(Layout element entries)

------------------------------

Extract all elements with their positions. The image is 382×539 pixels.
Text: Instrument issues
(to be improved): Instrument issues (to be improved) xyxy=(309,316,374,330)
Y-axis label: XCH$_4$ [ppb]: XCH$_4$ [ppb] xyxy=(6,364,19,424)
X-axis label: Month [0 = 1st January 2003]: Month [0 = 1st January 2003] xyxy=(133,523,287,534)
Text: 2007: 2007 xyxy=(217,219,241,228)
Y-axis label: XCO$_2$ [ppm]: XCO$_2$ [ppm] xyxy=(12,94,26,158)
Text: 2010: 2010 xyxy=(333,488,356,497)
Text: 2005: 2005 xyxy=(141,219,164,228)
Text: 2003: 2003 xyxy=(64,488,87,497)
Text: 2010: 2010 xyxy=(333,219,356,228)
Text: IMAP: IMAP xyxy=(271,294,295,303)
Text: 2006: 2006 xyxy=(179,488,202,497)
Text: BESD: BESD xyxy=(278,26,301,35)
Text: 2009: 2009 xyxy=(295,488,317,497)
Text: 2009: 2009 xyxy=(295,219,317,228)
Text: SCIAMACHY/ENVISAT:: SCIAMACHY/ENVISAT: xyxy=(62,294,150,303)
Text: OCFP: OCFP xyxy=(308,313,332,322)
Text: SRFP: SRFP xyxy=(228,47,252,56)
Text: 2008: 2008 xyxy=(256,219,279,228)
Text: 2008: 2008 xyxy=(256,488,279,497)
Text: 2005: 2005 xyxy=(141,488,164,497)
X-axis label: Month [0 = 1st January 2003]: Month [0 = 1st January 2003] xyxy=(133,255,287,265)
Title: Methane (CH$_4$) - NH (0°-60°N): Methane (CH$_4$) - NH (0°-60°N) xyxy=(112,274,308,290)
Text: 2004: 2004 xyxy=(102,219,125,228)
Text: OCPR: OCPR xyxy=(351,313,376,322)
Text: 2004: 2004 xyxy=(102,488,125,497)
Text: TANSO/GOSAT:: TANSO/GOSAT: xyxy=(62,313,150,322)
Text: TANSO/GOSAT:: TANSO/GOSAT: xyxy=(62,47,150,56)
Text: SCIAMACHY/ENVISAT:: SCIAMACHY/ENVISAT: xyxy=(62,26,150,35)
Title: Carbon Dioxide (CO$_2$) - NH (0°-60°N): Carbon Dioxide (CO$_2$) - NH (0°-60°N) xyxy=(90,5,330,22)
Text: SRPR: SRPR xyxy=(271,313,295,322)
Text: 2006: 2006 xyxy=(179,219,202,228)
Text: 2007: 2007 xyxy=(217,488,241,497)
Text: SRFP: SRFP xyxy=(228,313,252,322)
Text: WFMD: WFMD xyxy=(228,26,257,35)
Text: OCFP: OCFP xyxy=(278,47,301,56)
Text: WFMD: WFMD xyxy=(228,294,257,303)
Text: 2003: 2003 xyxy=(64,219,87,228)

------------------------------

▶ _EXERCISE DESCRIPTION_: Count the lines above that contain the string "SRFP", treating case as significant, and give only the number.

▶ _IN RESPONSE_: 2